Stored entries
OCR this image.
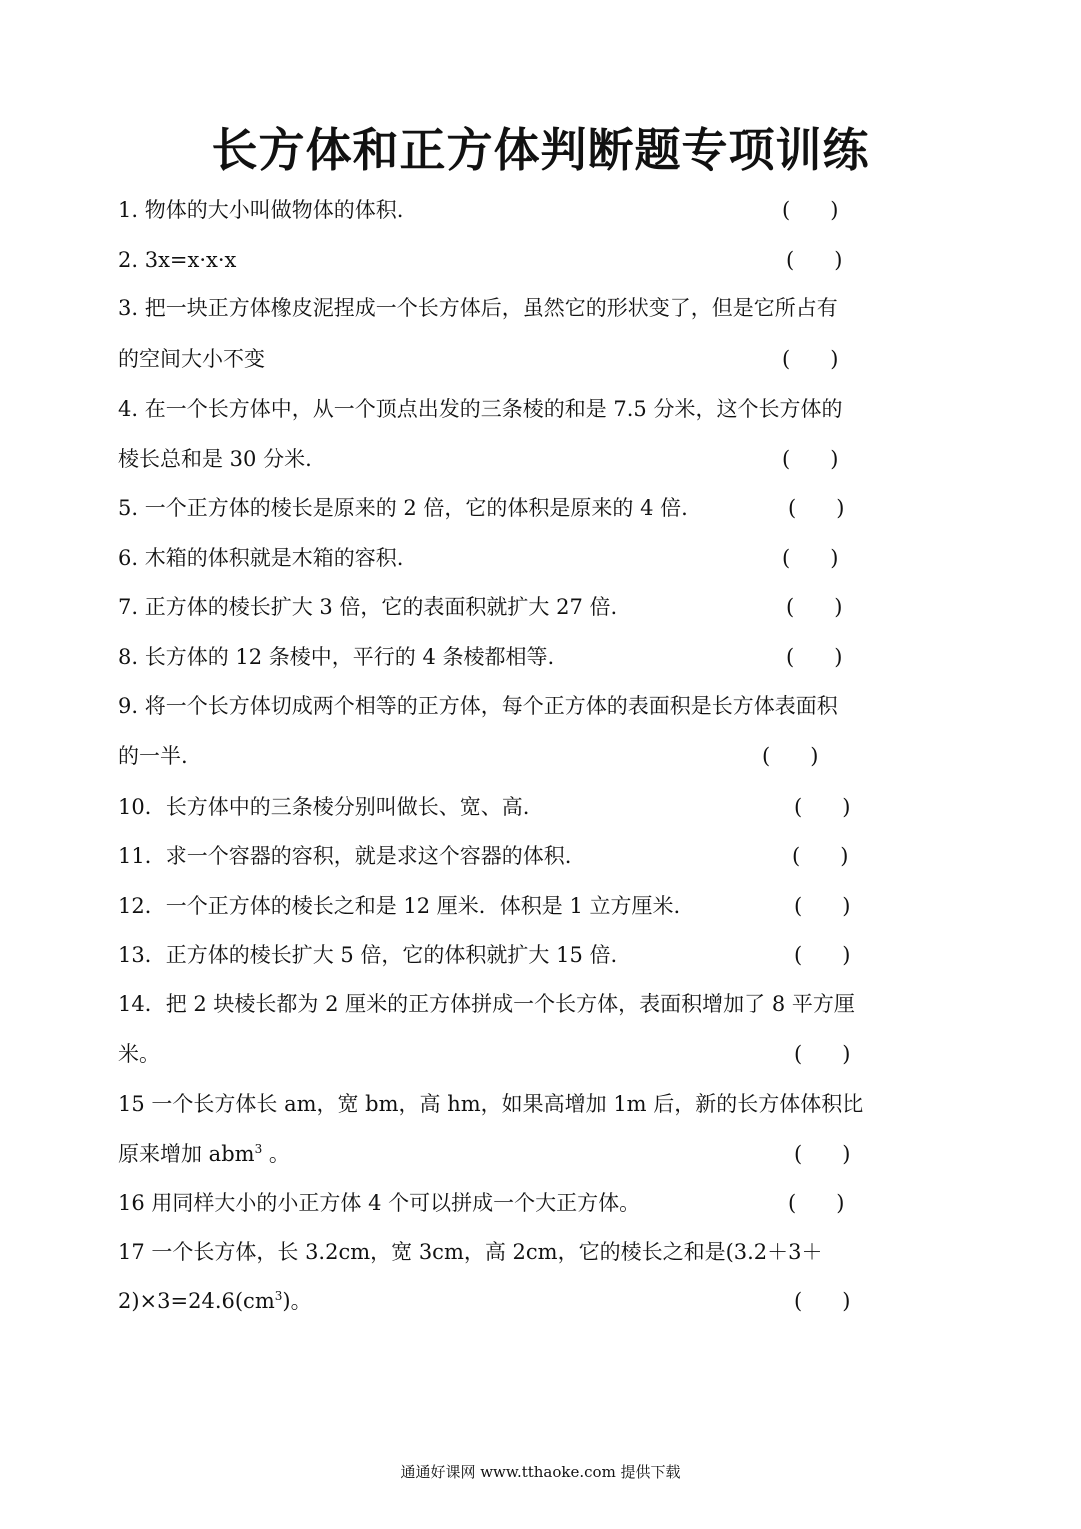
长方体和正方体判断题专项训练
1. 物体的大小叫做物体的体积.	(      )
2. 3x=x·x·x	(      )
3. 把一块正方体橡皮泥捏成一个长方体后，虽然它的形状变了，但是它所占有
的空间大小不变	(      )
4. 在一个长方体中，从一个顶点出发的三条棱的和是 7.5 分米，这个长方体的
棱长总和是 30 分米.	(      )
5. 一个正方体的棱长是原来的 2 倍，它的体积是原来的 4 倍.	(      )
6. 木箱的体积就是木箱的容积.	(      )
7. 正方体的棱长扩大 3 倍，它的表面积就扩大 27 倍.	(      )
8. 长方体的 12 条棱中，平行的 4 条棱都相等.	(      )
9. 将一个长方体切成两个相等的正方体，每个正方体的表面积是长方体表面积
的一半.	(      )
10．长方体中的三条棱分别叫做长、宽、高.	(      )
11．求一个容器的容积，就是求这个容器的体积.	(      )
12．一个正方体的棱长之和是 12 厘米．体积是 1 立方厘米.	(      )
13．正方体的棱长扩大 5 倍，它的体积就扩大 15 倍.	(      )
14．把 2 块棱长都为 2 厘米的正方体拼成一个长方体，表面积增加了 8 平方厘
米。	(      )
15 一个长方体长 am，宽 bm，高 hm，如果高增加 1m 后，新的长方体体积比
原来增加 abm$^3$ 。	(      )
16 用同样大小的小正方体 4 个可以拼成一个大正方体。	(      )
17 一个长方体，长 3.2cm，宽 3cm，高 2cm，它的棱长之和是(3.2＋3＋
$2)\times 3=24.6(cm^3)$。	(      )
通通好课网 www.tthaoke.com 提供下载
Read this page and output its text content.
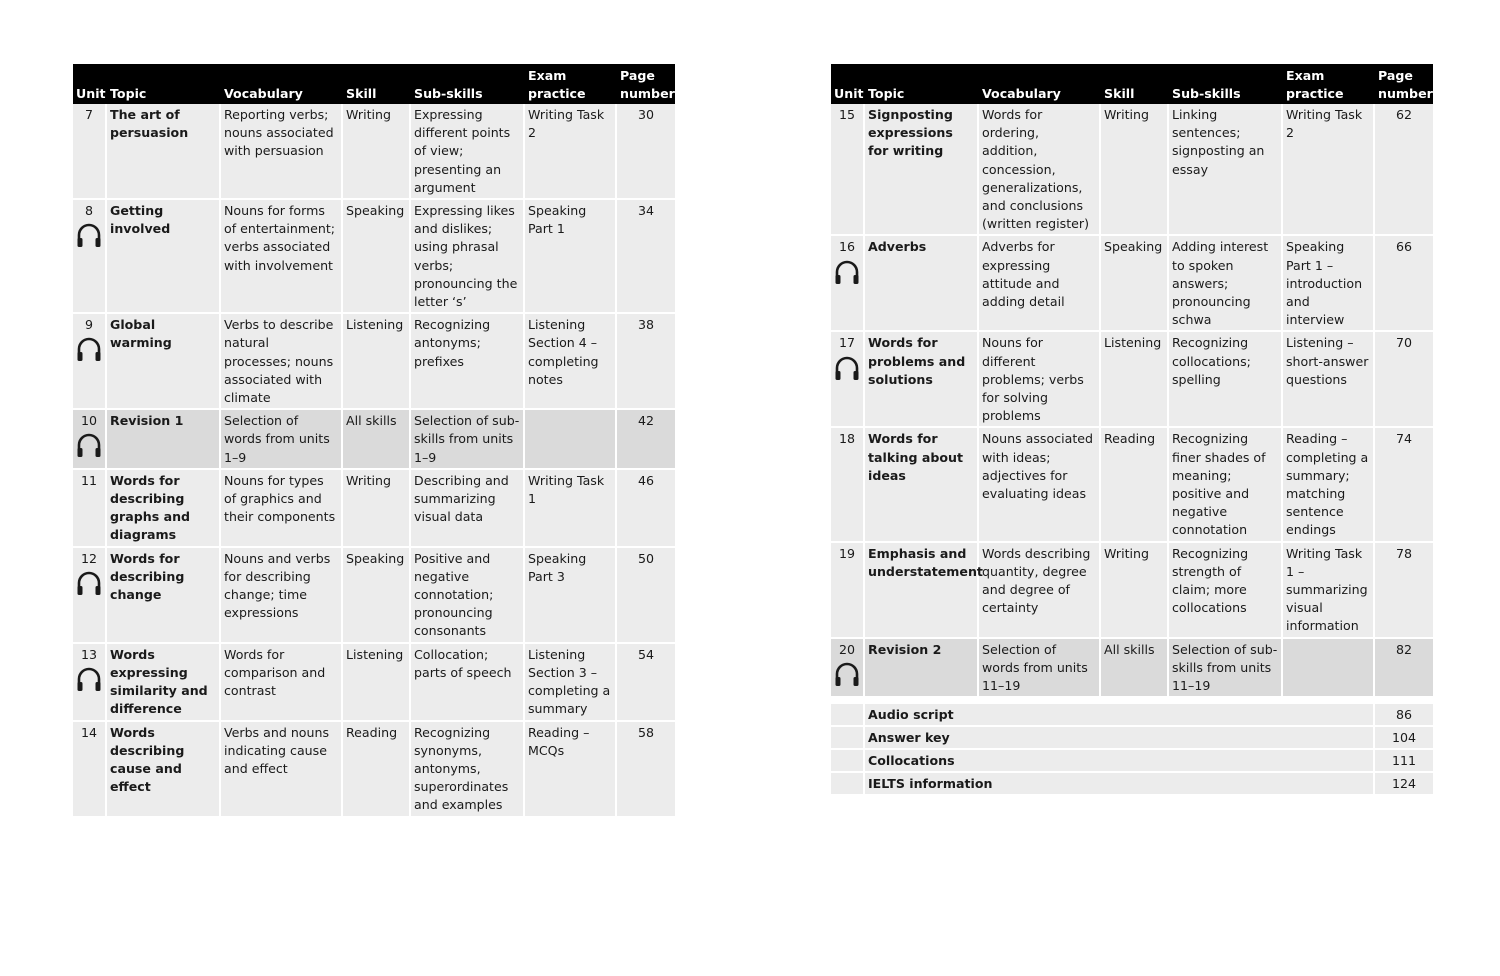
Unit	Topic	Vocabulary	Skill	Sub-skills	Exam practice	Page number

7	The art of persuasion	Reporting verbs; nouns associated with persuasion	Writing	Expressing different points of view; presenting an argument	Writing Task 2	30

8	Getting involved	Nouns for forms of entertainment; verbs associated with involvement	Speaking	Expressing likes and dislikes; using phrasal verbs; pronouncing the letter ‘s’	Speaking Part 1	34

9	Global warming	Verbs to describe natural processes; nouns associated with climate	Listening	Recognizing antonyms; prefixes	Listening Section 4 – completing notes	38

10	Revision 1	Selection of words from units 1–9	All skills	Selection of sub-skills from units 1–9		42

11	Words for describing graphs and diagrams	Nouns for types of graphics and their components	Writing	Describing and summarizing visual data	Writing Task 1	46

12	Words for describing change	Nouns and verbs for describing change; time expressions	Speaking	Positive and negative connotation; pronouncing consonants	Speaking Part 3	50

13	Words expressing similarity and difference	Words for comparison and contrast	Listening	Collocation; parts of speech	Listening Section 3 – completing a summary	54

14	Words describing cause and effect	Verbs and nouns indicating cause and effect	Reading	Recognizing synonyms, antonyms, superordinates and examples	Reading – MCQs	58
Unit	Topic	Vocabulary	Skill	Sub-skills	Exam practice	Page number

15	Signposting expressions for writing	Words for ordering, addition, concession, generalizations, and conclusions (written register)	Writing	Linking sentences; signposting an essay	Writing Task 2	62

16	Adverbs	Adverbs for expressing attitude and adding detail	Speaking	Adding interest to spoken answers; pronouncing schwa	Speaking Part 1 – introduction and interview	66

17	Words for problems and solutions	Nouns for different problems; verbs for solving problems	Listening	Recognizing collocations; spelling	Listening – short-answer questions	70

18	Words for talking about ideas	Nouns associated with ideas; adjectives for evaluating ideas	Reading	Recognizing finer shades of meaning; positive and negative connotation	Reading – completing a summary; matching sentence endings	74

19	Emphasis and understatement	Words describing quantity, degree and degree of certainty	Writing	Recognizing strength of claim; more collocations	Writing Task 1 – summarizing visual information	78

20	Revision 2	Selection of words from units 11–19	All skills	Selection of sub-skills from units 11–19		82

	Audio script					86
	Answer key					104
	Collocations					111
	IELTS information					124
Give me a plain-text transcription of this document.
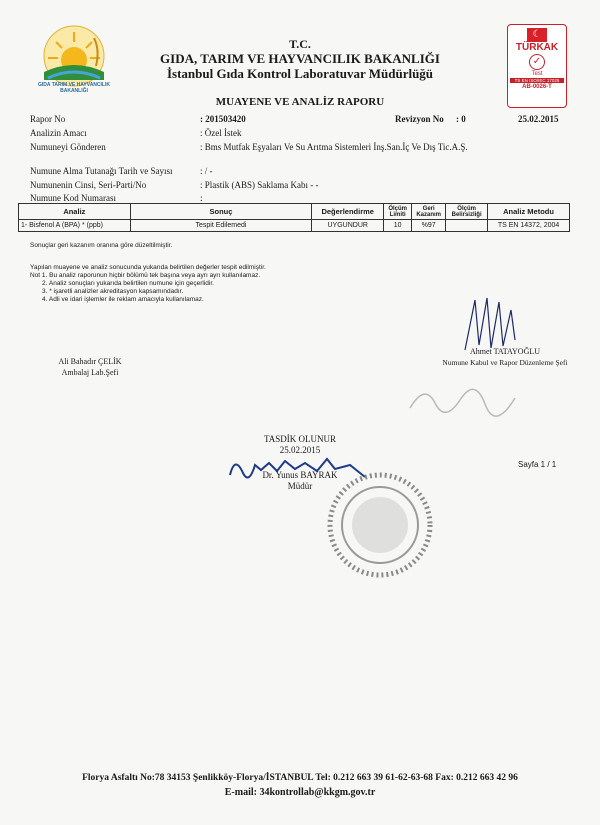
GIDA TARIM VE HAYVANCILIK BAKANLIĞI
T.C.
GIDA, TARIM VE HAYVANCILIK BAKANLIĞI
İstanbul Gıda Kontrol Laboratuvar Müdürlüğü
☾
TÜRKAK
✓
Test
TS EN ISO/IEC 17025
AB-0026-T
MUAYENE VE ANALİZ RAPORU
Rapor No	: 201503420	Revizyon No : 0	25.02.2015
Analizin Amacı	: Özel İstek
Numuneyi Gönderen	: Bms Mutfak Eşyaları Ve Su Arıtma Sistemleri İnş.San.İç Ve Dış Tic.A.Ş.
Numune Alma Tutanağı Tarih ve Sayısı	: / -
Numunenin Cinsi, Seri-Parti/No	: Plastik (ABS) Saklama Kabı - -
Numune Kod Numarası	:
Analiz	Sonuç	Değerlendirme	Ölçüm Limiti	Geri Kazanım	Ölçüm Belirsizliği	Analiz Metodu
1- Bisfenol A (BPA) * (ppb)	Tespit Edilemedi	UYGUNDUR	10	%97		TS EN 14372, 2004
Sonuçlar geri kazanım oranına göre düzeltilmiştir.
Yapılan muayene ve analiz sonucunda yukarıda belirtilen değerler tespit edilmiştir.
Not 1. Bu analiz raporunun hiçbir bölümü tek başına veya ayrı ayrı kullanılamaz.
2. Analiz sonuçları yukarıda belirtilen numune için geçerlidir.
3. * işaretli analizler akreditasyon kapsamındadır.
4. Adli ve idari işlemler ile reklam amacıyla kullanılamaz.
Ali Bahadır ÇELİK
Ambalaj Lab.Şefi
Ahmet TATAYOĞLU
Numune Kabul ve Rapor Düzenleme Şefi
TASDİK OLUNUR
25.02.2015
Dr. Yunus BAYRAK
Müdür
Sayfa 1 / 1
Florya Asfaltı No:78 34153 Şenlikköy-Florya/İSTANBUL Tel: 0.212 663 39 61-62-63-68 Fax: 0.212 663 42 96
E-mail: 34kontrollab@kkgm.gov.tr
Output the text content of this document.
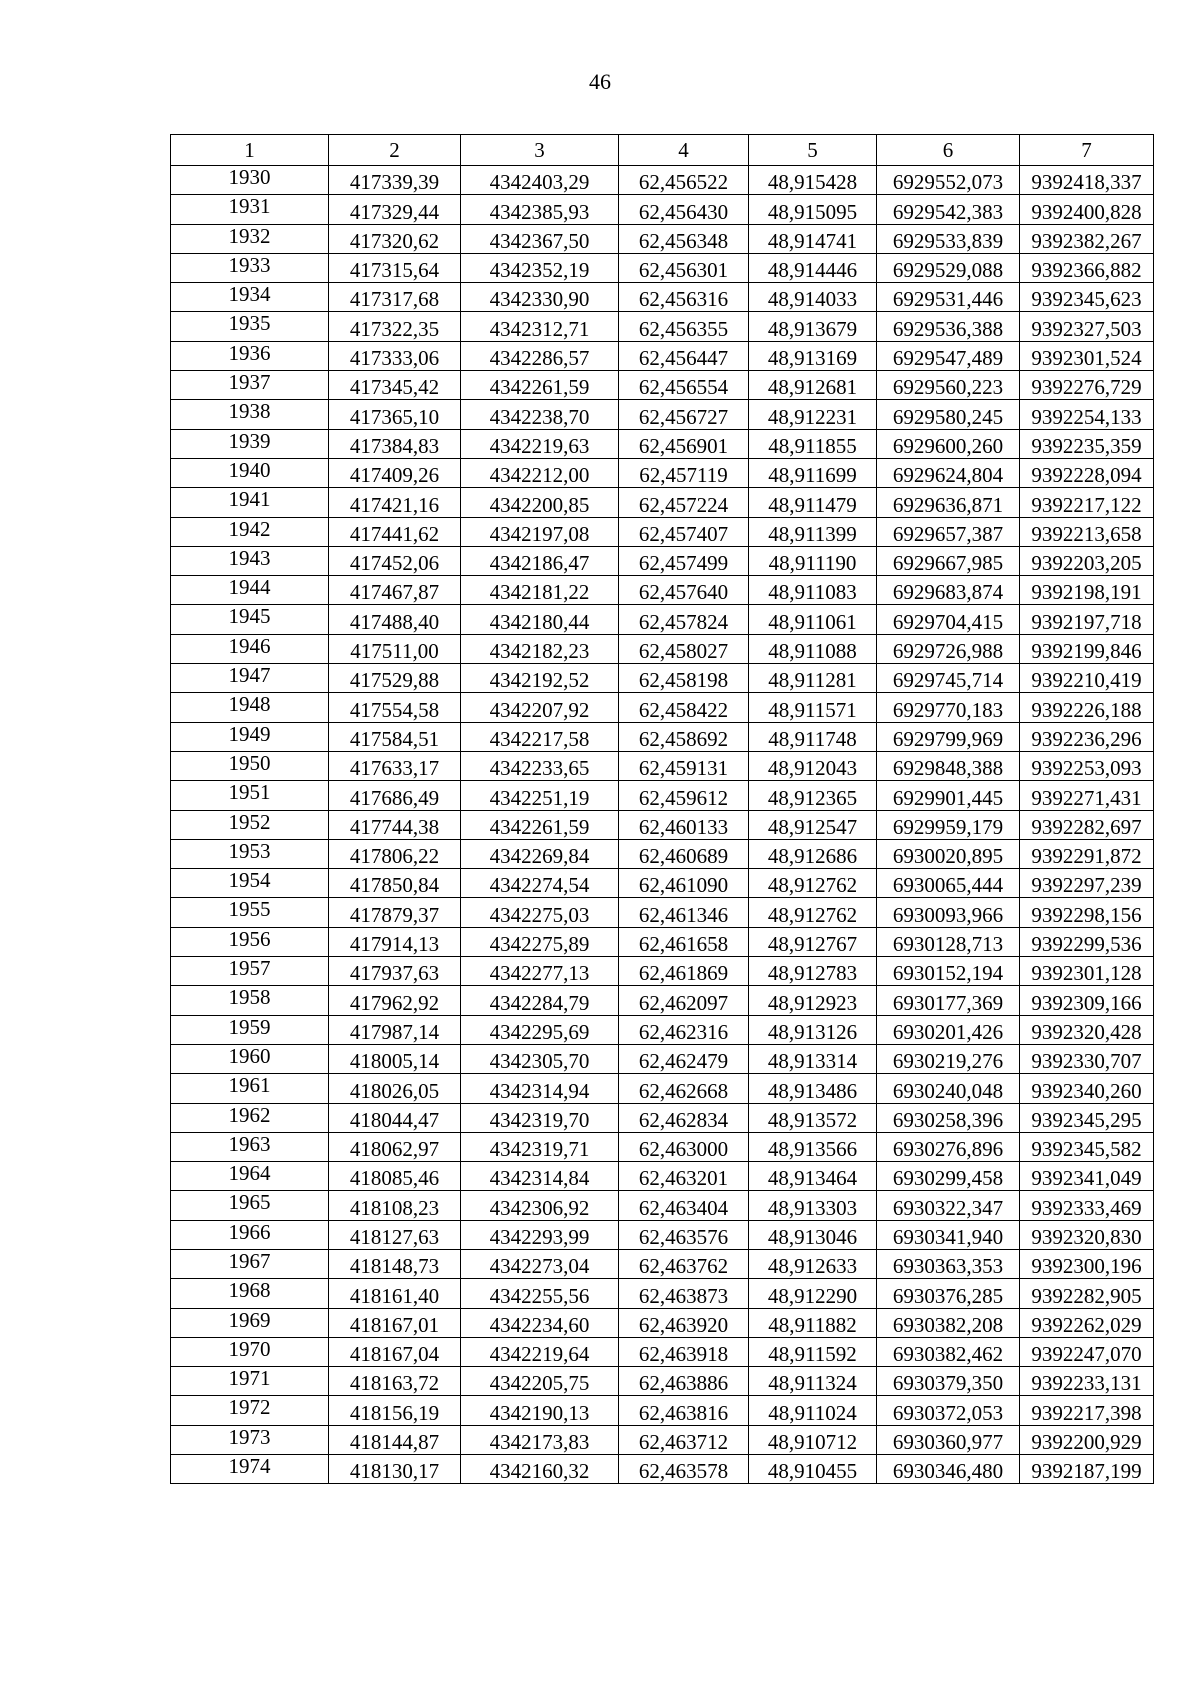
46
1	2	3	4	5	6	7
1930	417339,39	4342403,29	62,456522	48,915428	6929552,073	9392418,337
1931	417329,44	4342385,93	62,456430	48,915095	6929542,383	9392400,828
1932	417320,62	4342367,50	62,456348	48,914741	6929533,839	9392382,267
1933	417315,64	4342352,19	62,456301	48,914446	6929529,088	9392366,882
1934	417317,68	4342330,90	62,456316	48,914033	6929531,446	9392345,623
1935	417322,35	4342312,71	62,456355	48,913679	6929536,388	9392327,503
1936	417333,06	4342286,57	62,456447	48,913169	6929547,489	9392301,524
1937	417345,42	4342261,59	62,456554	48,912681	6929560,223	9392276,729
1938	417365,10	4342238,70	62,456727	48,912231	6929580,245	9392254,133
1939	417384,83	4342219,63	62,456901	48,911855	6929600,260	9392235,359
1940	417409,26	4342212,00	62,457119	48,911699	6929624,804	9392228,094
1941	417421,16	4342200,85	62,457224	48,911479	6929636,871	9392217,122
1942	417441,62	4342197,08	62,457407	48,911399	6929657,387	9392213,658
1943	417452,06	4342186,47	62,457499	48,911190	6929667,985	9392203,205
1944	417467,87	4342181,22	62,457640	48,911083	6929683,874	9392198,191
1945	417488,40	4342180,44	62,457824	48,911061	6929704,415	9392197,718
1946	417511,00	4342182,23	62,458027	48,911088	6929726,988	9392199,846
1947	417529,88	4342192,52	62,458198	48,911281	6929745,714	9392210,419
1948	417554,58	4342207,92	62,458422	48,911571	6929770,183	9392226,188
1949	417584,51	4342217,58	62,458692	48,911748	6929799,969	9392236,296
1950	417633,17	4342233,65	62,459131	48,912043	6929848,388	9392253,093
1951	417686,49	4342251,19	62,459612	48,912365	6929901,445	9392271,431
1952	417744,38	4342261,59	62,460133	48,912547	6929959,179	9392282,697
1953	417806,22	4342269,84	62,460689	48,912686	6930020,895	9392291,872
1954	417850,84	4342274,54	62,461090	48,912762	6930065,444	9392297,239
1955	417879,37	4342275,03	62,461346	48,912762	6930093,966	9392298,156
1956	417914,13	4342275,89	62,461658	48,912767	6930128,713	9392299,536
1957	417937,63	4342277,13	62,461869	48,912783	6930152,194	9392301,128
1958	417962,92	4342284,79	62,462097	48,912923	6930177,369	9392309,166
1959	417987,14	4342295,69	62,462316	48,913126	6930201,426	9392320,428
1960	418005,14	4342305,70	62,462479	48,913314	6930219,276	9392330,707
1961	418026,05	4342314,94	62,462668	48,913486	6930240,048	9392340,260
1962	418044,47	4342319,70	62,462834	48,913572	6930258,396	9392345,295
1963	418062,97	4342319,71	62,463000	48,913566	6930276,896	9392345,582
1964	418085,46	4342314,84	62,463201	48,913464	6930299,458	9392341,049
1965	418108,23	4342306,92	62,463404	48,913303	6930322,347	9392333,469
1966	418127,63	4342293,99	62,463576	48,913046	6930341,940	9392320,830
1967	418148,73	4342273,04	62,463762	48,912633	6930363,353	9392300,196
1968	418161,40	4342255,56	62,463873	48,912290	6930376,285	9392282,905
1969	418167,01	4342234,60	62,463920	48,911882	6930382,208	9392262,029
1970	418167,04	4342219,64	62,463918	48,911592	6930382,462	9392247,070
1971	418163,72	4342205,75	62,463886	48,911324	6930379,350	9392233,131
1972	418156,19	4342190,13	62,463816	48,911024	6930372,053	9392217,398
1973	418144,87	4342173,83	62,463712	48,910712	6930360,977	9392200,929
1974	418130,17	4342160,32	62,463578	48,910455	6930346,480	9392187,199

TASK DIRECTIONS:
Give the number of lines in the listing above that contain "connotation", and nothing else.

CORRECT ANSWER:
2